BEGIN STORED DATA
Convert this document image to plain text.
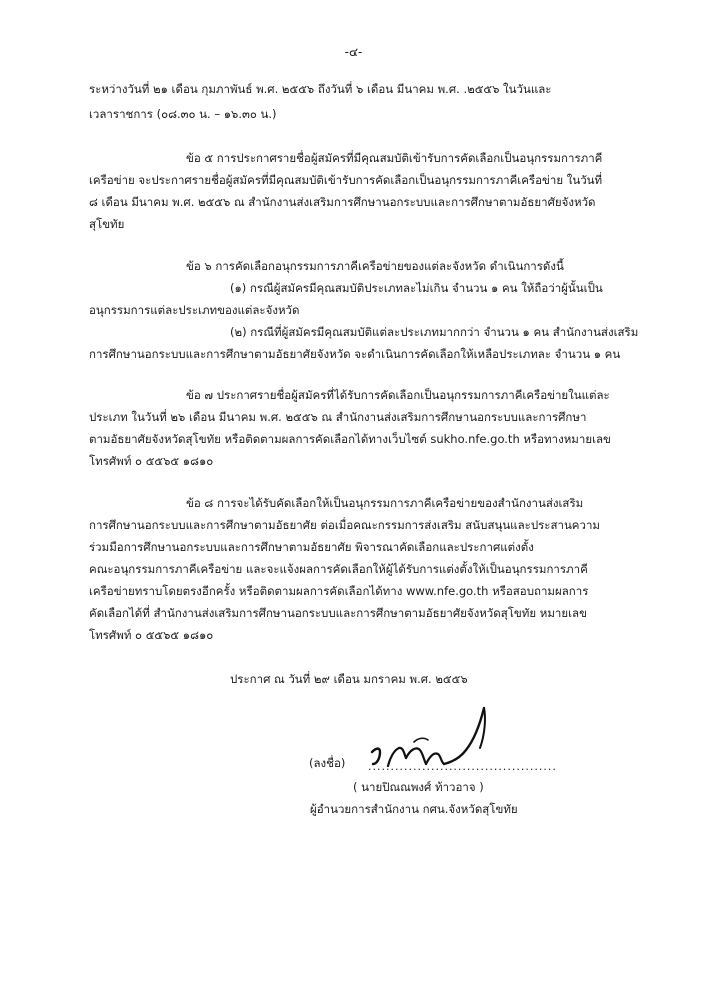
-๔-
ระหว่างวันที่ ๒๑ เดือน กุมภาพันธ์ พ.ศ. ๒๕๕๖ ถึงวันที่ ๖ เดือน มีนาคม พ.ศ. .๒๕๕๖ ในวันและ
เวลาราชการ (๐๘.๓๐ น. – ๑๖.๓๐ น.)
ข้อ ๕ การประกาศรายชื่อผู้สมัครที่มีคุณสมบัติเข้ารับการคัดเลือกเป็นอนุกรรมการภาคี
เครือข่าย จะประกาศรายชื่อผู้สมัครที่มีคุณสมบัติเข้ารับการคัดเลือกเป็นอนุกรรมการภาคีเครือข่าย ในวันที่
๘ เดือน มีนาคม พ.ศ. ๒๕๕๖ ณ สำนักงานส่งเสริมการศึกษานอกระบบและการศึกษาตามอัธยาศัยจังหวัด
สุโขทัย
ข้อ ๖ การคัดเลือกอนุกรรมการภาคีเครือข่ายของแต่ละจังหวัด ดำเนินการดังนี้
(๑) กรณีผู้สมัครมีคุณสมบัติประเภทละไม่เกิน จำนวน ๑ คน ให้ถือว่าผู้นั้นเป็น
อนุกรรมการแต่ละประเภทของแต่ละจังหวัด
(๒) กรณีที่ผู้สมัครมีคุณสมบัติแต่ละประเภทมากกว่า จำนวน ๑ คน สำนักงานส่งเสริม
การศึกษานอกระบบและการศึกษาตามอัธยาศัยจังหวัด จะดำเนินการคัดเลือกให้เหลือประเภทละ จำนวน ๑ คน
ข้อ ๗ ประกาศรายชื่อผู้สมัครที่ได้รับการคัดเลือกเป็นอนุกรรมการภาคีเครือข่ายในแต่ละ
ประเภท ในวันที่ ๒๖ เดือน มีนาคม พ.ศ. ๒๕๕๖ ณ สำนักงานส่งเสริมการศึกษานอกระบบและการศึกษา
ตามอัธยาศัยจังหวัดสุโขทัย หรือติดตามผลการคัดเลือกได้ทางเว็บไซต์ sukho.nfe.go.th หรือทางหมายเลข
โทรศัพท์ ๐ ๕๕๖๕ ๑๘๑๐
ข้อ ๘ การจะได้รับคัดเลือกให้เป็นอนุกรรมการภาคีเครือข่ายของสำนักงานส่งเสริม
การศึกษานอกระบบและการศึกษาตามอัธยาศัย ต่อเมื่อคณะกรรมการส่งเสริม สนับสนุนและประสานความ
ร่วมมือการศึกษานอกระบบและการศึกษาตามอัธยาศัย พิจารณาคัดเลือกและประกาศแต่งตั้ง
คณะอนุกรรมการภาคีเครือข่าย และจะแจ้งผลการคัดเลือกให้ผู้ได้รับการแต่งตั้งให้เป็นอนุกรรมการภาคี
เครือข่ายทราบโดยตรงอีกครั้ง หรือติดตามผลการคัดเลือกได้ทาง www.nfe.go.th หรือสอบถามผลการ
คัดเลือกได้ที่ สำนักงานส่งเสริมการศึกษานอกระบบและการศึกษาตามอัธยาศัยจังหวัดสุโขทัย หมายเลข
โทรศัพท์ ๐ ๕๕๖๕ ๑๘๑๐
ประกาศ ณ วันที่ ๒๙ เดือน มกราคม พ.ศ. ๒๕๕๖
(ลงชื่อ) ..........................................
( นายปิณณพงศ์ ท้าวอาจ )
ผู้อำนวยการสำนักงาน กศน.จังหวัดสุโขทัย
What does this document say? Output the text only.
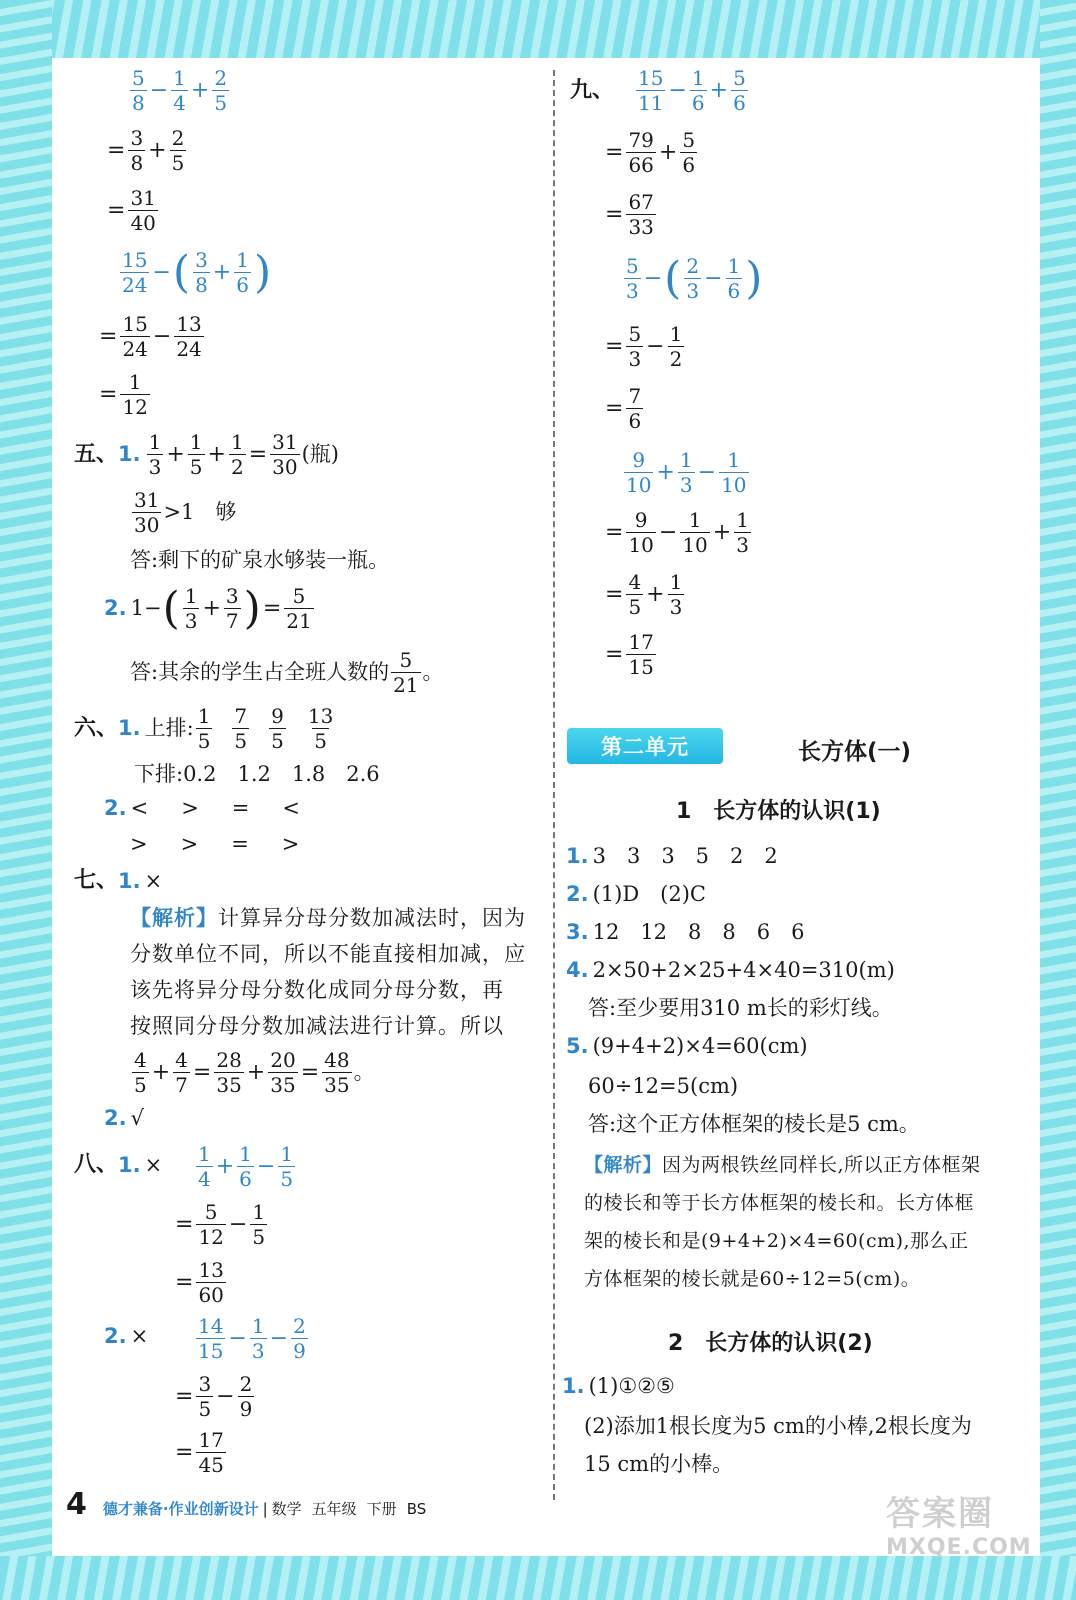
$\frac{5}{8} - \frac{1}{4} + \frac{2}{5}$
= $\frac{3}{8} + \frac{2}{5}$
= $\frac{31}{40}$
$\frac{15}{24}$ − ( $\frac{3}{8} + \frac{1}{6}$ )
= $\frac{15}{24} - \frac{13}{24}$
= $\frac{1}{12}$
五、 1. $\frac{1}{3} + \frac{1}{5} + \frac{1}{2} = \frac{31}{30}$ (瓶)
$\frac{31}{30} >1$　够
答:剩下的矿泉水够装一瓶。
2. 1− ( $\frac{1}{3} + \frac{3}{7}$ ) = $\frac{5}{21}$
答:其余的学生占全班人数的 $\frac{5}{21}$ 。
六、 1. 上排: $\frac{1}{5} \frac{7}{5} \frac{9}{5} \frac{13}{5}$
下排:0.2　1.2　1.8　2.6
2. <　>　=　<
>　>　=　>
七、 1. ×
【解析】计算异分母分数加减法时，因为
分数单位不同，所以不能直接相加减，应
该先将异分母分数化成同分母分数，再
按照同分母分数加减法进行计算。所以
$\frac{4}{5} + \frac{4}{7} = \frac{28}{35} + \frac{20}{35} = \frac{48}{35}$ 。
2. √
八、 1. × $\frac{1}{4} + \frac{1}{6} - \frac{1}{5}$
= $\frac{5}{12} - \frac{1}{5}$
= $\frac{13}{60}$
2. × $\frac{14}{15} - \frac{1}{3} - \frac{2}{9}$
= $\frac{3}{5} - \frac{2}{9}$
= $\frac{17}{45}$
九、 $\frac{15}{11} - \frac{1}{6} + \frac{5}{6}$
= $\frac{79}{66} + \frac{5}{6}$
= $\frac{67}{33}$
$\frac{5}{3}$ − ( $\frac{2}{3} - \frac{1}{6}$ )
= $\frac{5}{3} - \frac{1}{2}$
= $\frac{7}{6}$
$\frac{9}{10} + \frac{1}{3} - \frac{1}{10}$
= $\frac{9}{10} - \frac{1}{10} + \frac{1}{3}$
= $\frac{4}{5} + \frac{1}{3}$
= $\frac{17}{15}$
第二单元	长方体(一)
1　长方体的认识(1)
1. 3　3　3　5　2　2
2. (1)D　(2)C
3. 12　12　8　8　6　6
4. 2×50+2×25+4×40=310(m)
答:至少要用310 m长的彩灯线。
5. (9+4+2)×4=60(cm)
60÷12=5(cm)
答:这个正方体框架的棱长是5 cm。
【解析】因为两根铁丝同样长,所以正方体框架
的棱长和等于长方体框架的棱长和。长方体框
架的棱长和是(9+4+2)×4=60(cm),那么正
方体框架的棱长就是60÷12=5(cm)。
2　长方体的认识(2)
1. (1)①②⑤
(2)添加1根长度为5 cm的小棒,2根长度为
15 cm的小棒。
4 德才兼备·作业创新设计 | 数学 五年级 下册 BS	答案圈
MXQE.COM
END STORED DATA
Beginning at the line that contains "What does this", copy each remaining line of the records exactly, through the final one. Omit the pictures.

What does this document say? Output the text only.
$\frac{5}{8} - \frac{1}{4} + \frac{2}{5}$
= $\frac{3}{8} + \frac{2}{5}$
= $\frac{31}{40}$
$\frac{15}{24}$ − ( $\frac{3}{8} + \frac{1}{6}$ )
= $\frac{15}{24} - \frac{13}{24}$
= $\frac{1}{12}$
五、 1. $\frac{1}{3} + \frac{1}{5} + \frac{1}{2} = \frac{31}{30}$ (瓶)
$\frac{31}{30} >1$　够
答:剩下的矿泉水够装一瓶。
2. 1− ( $\frac{1}{3} + \frac{3}{7}$ ) = $\frac{5}{21}$
答:其余的学生占全班人数的 $\frac{5}{21}$ 。
六、 1. 上排: $\frac{1}{5} \frac{7}{5} \frac{9}{5} \frac{13}{5}$
下排:0.2　1.2　1.8　2.6
2. <　>　=　<
>　>　=　>
七、 1. ×
【解析】计算异分母分数加减法时，因为
分数单位不同，所以不能直接相加减，应
该先将异分母分数化成同分母分数，再
按照同分母分数加减法进行计算。所以
$\frac{4}{5} + \frac{4}{7} = \frac{28}{35} + \frac{20}{35} = \frac{48}{35}$ 。
2. √
八、 1. × $\frac{1}{4} + \frac{1}{6} - \frac{1}{5}$
= $\frac{5}{12} - \frac{1}{5}$
= $\frac{13}{60}$
2. × $\frac{14}{15} - \frac{1}{3} - \frac{2}{9}$
= $\frac{3}{5} - \frac{2}{9}$
= $\frac{17}{45}$
九、 $\frac{15}{11} - \frac{1}{6} + \frac{5}{6}$
= $\frac{79}{66} + \frac{5}{6}$
= $\frac{67}{33}$
$\frac{5}{3}$ − ( $\frac{2}{3} - \frac{1}{6}$ )
= $\frac{5}{3} - \frac{1}{2}$
= $\frac{7}{6}$
$\frac{9}{10} + \frac{1}{3} - \frac{1}{10}$
= $\frac{9}{10} - \frac{1}{10} + \frac{1}{3}$
= $\frac{4}{5} + \frac{1}{3}$
= $\frac{17}{15}$
第二单元	长方体(一)
1　长方体的认识(1)
1. 3　3　3　5　2　2
2. (1)D　(2)C
3. 12　12　8　8　6　6
4. 2×50+2×25+4×40=310(m)
答:至少要用310 m长的彩灯线。
5. (9+4+2)×4=60(cm)
60÷12=5(cm)
答:这个正方体框架的棱长是5 cm。
【解析】因为两根铁丝同样长,所以正方体框架
的棱长和等于长方体框架的棱长和。长方体框
架的棱长和是(9+4+2)×4=60(cm),那么正
方体框架的棱长就是60÷12=5(cm)。
2　长方体的认识(2)
1. (1)①②⑤
(2)添加1根长度为5 cm的小棒,2根长度为
15 cm的小棒。
4 德才兼备·作业创新设计 | 数学 五年级 下册 BS	答案圈
MXQE.COM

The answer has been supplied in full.